DIRECTIVE ▸ Which lines hold the string "ignition"? Copy every one of them.

RAW DATA ▸
------------------------

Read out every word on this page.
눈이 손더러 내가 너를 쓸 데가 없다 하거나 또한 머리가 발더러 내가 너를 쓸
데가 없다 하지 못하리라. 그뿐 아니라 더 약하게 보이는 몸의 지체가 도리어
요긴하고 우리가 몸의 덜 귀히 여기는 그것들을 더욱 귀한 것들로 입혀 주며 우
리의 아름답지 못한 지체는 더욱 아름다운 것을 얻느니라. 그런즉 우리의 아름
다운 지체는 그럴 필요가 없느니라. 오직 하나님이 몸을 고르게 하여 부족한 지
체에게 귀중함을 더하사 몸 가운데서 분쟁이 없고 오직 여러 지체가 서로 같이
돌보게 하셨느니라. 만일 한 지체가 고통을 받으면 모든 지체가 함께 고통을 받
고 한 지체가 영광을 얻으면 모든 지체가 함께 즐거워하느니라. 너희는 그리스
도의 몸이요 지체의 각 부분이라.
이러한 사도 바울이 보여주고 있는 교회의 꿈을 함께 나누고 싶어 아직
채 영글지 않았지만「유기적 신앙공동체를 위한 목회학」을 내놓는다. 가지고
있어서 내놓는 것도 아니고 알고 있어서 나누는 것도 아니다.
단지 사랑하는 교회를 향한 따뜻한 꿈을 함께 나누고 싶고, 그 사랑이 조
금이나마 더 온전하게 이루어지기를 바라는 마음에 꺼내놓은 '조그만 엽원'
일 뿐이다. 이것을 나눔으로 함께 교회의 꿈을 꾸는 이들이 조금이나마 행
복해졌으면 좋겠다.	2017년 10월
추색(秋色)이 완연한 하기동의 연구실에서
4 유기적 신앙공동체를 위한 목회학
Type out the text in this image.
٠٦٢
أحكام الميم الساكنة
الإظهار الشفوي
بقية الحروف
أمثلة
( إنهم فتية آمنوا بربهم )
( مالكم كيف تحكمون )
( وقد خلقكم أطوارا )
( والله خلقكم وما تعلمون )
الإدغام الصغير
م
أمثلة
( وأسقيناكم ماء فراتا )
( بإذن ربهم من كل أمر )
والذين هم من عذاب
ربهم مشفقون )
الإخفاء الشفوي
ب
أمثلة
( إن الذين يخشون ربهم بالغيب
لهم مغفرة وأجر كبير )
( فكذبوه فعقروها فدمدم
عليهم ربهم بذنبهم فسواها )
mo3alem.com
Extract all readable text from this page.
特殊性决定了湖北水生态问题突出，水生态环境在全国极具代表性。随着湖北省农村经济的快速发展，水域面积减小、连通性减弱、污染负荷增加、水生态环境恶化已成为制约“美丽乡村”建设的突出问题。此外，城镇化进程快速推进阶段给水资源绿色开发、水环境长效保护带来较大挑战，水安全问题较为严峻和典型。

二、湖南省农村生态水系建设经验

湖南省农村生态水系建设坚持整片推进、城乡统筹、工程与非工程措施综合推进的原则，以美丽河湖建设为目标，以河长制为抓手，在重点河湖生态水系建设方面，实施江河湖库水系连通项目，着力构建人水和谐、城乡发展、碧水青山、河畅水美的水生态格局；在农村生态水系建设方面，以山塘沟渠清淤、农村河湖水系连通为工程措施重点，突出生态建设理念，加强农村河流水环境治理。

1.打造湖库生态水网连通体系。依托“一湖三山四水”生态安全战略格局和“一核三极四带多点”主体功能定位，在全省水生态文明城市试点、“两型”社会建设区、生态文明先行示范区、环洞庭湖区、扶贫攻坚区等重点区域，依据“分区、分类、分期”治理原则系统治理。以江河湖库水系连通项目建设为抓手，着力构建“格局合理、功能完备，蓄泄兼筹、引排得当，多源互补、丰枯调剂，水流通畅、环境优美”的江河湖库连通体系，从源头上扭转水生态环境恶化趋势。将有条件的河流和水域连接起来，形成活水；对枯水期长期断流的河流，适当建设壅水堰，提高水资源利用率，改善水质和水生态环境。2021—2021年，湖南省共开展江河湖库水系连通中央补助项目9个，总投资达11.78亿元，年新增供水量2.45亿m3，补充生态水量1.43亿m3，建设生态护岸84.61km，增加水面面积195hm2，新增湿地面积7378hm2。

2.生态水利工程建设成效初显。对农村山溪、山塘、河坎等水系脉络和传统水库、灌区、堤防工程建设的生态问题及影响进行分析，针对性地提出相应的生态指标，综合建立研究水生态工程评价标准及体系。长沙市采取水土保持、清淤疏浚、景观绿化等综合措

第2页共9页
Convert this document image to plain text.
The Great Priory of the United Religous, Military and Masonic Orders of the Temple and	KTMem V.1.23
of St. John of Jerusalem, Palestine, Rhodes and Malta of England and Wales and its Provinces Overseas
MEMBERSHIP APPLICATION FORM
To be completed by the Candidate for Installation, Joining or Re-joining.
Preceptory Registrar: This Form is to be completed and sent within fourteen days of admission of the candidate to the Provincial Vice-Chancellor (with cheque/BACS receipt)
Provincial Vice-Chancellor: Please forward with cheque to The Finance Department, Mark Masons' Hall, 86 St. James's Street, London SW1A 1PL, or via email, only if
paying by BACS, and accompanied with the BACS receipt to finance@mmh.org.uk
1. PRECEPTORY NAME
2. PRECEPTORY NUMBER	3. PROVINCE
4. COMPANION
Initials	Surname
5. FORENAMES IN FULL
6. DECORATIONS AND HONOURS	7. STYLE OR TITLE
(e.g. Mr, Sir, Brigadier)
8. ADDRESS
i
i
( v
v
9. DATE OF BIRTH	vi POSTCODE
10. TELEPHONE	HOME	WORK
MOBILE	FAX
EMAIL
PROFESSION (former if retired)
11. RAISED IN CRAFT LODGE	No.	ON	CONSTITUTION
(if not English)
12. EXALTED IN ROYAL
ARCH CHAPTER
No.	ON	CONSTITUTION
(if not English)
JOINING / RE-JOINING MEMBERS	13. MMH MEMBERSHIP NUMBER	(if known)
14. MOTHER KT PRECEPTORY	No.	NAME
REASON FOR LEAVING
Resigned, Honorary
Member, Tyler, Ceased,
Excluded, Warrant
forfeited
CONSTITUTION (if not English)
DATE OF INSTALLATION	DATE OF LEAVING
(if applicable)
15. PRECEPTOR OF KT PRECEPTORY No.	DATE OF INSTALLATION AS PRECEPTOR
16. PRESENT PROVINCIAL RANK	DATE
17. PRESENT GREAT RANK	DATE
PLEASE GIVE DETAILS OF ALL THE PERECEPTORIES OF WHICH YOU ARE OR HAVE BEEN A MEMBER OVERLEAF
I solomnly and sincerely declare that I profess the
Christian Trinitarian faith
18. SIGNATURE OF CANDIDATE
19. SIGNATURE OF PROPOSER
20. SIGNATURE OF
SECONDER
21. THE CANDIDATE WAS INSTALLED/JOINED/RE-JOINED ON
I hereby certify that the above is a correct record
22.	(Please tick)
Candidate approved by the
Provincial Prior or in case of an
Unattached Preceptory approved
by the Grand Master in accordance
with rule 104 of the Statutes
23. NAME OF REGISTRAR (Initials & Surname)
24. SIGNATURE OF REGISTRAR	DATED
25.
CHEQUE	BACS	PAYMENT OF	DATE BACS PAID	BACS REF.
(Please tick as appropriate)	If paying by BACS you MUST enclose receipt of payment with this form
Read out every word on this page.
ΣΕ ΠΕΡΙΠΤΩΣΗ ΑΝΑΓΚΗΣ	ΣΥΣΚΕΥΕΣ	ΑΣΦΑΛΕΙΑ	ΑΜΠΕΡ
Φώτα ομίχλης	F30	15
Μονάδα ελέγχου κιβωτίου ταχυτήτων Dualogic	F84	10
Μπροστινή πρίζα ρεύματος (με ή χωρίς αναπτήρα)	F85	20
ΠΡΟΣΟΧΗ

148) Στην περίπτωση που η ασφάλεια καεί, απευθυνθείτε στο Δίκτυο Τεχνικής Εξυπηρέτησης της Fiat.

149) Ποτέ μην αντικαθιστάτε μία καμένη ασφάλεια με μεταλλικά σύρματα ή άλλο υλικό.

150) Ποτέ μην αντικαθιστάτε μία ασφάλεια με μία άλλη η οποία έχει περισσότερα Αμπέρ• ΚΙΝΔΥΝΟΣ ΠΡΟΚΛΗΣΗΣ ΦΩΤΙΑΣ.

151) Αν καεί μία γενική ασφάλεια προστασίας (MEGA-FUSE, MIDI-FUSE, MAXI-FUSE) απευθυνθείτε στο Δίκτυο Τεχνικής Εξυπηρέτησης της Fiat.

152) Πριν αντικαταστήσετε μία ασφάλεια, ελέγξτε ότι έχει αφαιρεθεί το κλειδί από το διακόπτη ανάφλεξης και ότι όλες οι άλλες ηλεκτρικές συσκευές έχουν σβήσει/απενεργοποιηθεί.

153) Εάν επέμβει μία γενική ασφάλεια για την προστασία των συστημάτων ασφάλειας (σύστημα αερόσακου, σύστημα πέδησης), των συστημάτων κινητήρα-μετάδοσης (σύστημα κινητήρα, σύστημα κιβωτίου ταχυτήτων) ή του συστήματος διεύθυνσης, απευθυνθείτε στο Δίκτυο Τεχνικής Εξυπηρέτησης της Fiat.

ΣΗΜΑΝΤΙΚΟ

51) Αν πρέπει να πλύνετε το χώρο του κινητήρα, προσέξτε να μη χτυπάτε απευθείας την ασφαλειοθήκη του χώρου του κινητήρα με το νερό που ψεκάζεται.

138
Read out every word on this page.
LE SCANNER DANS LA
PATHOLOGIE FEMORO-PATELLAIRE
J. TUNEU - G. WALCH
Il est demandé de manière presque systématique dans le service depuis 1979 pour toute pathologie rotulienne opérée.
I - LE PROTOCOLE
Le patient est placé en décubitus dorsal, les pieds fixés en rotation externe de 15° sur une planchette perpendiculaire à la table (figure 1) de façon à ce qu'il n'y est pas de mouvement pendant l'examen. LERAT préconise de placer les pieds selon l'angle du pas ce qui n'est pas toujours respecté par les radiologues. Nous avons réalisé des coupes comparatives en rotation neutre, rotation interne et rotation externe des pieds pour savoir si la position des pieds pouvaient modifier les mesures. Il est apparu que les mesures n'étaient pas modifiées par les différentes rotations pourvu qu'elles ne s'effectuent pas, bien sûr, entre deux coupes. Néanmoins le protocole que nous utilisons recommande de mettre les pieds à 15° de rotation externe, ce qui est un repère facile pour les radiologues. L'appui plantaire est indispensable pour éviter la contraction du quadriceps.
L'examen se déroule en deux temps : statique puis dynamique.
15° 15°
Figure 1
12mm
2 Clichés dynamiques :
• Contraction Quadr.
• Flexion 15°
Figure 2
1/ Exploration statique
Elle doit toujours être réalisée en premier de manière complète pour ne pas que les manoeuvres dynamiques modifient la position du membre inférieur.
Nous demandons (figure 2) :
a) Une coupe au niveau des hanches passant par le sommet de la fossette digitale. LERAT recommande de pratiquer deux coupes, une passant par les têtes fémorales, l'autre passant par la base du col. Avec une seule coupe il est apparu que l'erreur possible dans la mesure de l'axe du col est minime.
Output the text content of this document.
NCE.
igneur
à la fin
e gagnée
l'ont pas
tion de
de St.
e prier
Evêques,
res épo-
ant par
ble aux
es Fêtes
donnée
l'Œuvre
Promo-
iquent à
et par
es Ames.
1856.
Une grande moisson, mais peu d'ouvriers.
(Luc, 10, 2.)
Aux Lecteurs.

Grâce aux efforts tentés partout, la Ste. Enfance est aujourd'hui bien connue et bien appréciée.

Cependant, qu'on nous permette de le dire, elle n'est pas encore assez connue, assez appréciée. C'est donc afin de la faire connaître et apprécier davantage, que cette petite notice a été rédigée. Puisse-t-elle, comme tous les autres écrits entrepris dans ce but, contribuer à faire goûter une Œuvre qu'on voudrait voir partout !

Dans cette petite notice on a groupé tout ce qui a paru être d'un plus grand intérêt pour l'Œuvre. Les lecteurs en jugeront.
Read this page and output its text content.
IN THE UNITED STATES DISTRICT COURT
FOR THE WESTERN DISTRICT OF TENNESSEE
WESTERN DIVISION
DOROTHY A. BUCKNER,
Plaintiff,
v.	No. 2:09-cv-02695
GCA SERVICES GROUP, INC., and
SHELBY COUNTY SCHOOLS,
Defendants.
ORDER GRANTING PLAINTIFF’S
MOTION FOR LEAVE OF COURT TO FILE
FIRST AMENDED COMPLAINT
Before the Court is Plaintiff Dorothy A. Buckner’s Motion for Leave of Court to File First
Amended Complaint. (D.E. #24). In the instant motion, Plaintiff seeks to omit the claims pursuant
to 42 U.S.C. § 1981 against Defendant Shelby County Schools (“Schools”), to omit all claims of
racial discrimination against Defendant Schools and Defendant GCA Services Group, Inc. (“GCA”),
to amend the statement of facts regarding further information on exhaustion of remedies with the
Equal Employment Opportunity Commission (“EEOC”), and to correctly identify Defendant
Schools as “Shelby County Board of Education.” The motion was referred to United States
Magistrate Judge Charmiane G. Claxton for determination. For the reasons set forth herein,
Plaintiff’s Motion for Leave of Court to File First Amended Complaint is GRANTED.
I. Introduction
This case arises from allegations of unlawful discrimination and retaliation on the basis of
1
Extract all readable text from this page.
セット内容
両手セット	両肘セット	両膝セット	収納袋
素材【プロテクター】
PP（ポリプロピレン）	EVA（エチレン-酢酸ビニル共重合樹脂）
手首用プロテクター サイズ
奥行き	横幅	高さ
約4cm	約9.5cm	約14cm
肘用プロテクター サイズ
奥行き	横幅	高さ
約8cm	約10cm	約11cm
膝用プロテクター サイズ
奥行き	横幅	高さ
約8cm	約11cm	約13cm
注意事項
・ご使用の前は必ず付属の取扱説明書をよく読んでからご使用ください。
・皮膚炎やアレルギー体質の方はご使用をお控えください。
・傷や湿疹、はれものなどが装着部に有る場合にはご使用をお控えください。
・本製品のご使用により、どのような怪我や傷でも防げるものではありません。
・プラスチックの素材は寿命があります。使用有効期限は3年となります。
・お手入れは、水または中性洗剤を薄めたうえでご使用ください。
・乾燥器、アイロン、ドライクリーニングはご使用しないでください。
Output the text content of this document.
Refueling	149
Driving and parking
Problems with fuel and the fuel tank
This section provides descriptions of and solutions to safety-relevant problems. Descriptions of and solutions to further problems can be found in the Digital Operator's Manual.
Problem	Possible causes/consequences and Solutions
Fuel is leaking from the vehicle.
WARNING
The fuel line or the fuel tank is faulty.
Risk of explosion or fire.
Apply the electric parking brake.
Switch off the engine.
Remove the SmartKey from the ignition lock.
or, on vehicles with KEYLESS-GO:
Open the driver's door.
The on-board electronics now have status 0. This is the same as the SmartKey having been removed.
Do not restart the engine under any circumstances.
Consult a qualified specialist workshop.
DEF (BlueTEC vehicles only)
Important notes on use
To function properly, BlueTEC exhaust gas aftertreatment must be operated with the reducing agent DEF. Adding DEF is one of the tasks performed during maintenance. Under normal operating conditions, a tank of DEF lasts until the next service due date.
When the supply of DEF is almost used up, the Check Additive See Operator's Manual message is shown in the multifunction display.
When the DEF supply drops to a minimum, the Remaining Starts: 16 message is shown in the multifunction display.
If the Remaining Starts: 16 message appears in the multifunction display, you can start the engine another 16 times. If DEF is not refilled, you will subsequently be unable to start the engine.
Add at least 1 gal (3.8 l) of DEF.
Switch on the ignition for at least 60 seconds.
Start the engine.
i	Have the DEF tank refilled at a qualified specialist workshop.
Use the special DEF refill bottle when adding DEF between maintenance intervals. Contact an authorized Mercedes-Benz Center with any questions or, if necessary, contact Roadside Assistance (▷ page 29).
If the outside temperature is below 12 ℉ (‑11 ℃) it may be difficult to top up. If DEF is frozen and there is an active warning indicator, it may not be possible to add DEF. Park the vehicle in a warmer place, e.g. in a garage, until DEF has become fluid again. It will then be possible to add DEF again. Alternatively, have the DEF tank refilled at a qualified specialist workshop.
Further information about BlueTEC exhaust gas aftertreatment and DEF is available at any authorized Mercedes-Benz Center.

------------------------

ANSWER FOR THIS EXERCISE ▸
Remove the SmartKey from the ignition lock.
Switch on the ignition for at least 60 seconds.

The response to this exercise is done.